### WHAT YOU ARE ASKED TO DO
Provide an exact transcription of all the records.

### RECORD EXCERPTS
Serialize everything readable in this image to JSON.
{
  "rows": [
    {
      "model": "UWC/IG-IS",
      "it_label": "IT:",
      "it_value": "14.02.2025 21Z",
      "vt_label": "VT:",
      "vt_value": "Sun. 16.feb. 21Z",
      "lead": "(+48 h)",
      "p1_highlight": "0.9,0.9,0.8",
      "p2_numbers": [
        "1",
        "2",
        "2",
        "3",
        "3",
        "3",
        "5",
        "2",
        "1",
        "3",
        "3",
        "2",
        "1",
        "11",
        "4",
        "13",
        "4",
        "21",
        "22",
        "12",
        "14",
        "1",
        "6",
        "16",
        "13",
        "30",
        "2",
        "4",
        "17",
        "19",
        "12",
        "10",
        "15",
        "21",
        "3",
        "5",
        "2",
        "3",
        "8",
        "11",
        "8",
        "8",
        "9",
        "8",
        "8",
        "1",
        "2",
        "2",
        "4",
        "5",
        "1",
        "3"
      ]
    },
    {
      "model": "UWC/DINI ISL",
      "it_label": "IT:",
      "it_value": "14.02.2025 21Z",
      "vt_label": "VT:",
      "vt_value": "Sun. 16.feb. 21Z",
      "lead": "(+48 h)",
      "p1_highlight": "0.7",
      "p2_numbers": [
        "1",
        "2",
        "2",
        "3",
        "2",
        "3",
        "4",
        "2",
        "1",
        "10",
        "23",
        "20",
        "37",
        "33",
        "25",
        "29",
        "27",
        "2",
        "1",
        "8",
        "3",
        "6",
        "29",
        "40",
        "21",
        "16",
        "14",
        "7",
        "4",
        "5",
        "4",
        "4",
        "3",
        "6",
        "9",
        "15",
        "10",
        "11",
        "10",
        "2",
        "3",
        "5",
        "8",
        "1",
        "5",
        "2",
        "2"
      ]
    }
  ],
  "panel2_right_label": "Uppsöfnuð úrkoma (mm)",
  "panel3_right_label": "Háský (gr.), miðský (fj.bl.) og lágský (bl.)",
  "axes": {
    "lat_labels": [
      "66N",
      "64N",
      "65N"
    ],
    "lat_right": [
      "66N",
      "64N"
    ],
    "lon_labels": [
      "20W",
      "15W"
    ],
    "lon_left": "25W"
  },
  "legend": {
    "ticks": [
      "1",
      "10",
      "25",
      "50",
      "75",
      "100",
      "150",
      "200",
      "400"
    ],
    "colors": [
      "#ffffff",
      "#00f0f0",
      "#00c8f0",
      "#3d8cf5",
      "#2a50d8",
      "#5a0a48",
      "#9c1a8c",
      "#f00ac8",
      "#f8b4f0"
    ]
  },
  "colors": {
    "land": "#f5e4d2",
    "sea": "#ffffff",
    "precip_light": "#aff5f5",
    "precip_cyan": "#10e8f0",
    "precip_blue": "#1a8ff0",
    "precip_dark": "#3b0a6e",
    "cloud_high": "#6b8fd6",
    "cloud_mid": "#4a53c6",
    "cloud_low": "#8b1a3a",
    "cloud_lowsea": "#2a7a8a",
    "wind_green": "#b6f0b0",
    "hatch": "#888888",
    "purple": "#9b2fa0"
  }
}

### RESPONSE TO THE TASK
Serialize everything readable in this image to JSON.
{
  "rows": [
    {
      "model": "UWC/IG-IS",
      "it_label": "IT:",
      "it_value": "14.02.2025 21Z",
      "vt_label": "VT:",
      "vt_value": "Sun. 16.feb. 21Z",
      "lead": "(+48 h)",
      "p1_highlight": "0.9,0.9,0.8",
      "p2_numbers": [
        "1",
        "2",
        "2",
        "3",
        "3",
        "3",
        "5",
        "2",
        "1",
        "3",
        "3",
        "2",
        "1",
        "11",
        "4",
        "13",
        "4",
        "21",
        "22",
        "12",
        "14",
        "1",
        "6",
        "16",
        "13",
        "30",
        "2",
        "4",
        "17",
        "19",
        "12",
        "10",
        "15",
        "21",
        "3",
        "5",
        "2",
        "3",
        "8",
        "11",
        "8",
        "8",
        "9",
        "8",
        "8",
        "1",
        "2",
        "2",
        "4",
        "5",
        "1",
        "3"
      ]
    },
    {
      "model": "UWC/DINI ISL",
      "it_label": "IT:",
      "it_value": "14.02.2025 21Z",
      "vt_label": "VT:",
      "vt_value": "Sun. 16.feb. 21Z",
      "lead": "(+48 h)",
      "p1_highlight": "0.7",
      "p2_numbers": [
        "1",
        "2",
        "2",
        "3",
        "2",
        "3",
        "4",
        "2",
        "1",
        "10",
        "23",
        "20",
        "37",
        "33",
        "25",
        "29",
        "27",
        "2",
        "1",
        "8",
        "3",
        "6",
        "29",
        "40",
        "21",
        "16",
        "14",
        "7",
        "4",
        "5",
        "4",
        "4",
        "3",
        "6",
        "9",
        "15",
        "10",
        "11",
        "10",
        "2",
        "3",
        "5",
        "8",
        "1",
        "5",
        "2",
        "2"
      ]
    }
  ],
  "panel2_right_label": "Uppsöfnuð úrkoma (mm)",
  "panel3_right_label": "Háský (gr.), miðský (fj.bl.) og lágský (bl.)",
  "axes": {
    "lat_labels": [
      "66N",
      "64N",
      "65N"
    ],
    "lat_right": [
      "66N",
      "64N"
    ],
    "lon_labels": [
      "20W",
      "15W"
    ],
    "lon_left": "25W"
  },
  "legend": {
    "ticks": [
      "1",
      "10",
      "25",
      "50",
      "75",
      "100",
      "150",
      "200",
      "400"
    ],
    "colors": [
      "#ffffff",
      "#00f0f0",
      "#00c8f0",
      "#3d8cf5",
      "#2a50d8",
      "#5a0a48",
      "#9c1a8c",
      "#f00ac8",
      "#f8b4f0"
    ]
  },
  "colors": {
    "land": "#f5e4d2",
    "sea": "#ffffff",
    "precip_light": "#aff5f5",
    "precip_cyan": "#10e8f0",
    "precip_blue": "#1a8ff0",
    "precip_dark": "#3b0a6e",
    "cloud_high": "#6b8fd6",
    "cloud_mid": "#4a53c6",
    "cloud_low": "#8b1a3a",
    "cloud_lowsea": "#2a7a8a",
    "wind_green": "#b6f0b0",
    "hatch": "#888888",
    "purple": "#9b2fa0"
  }
}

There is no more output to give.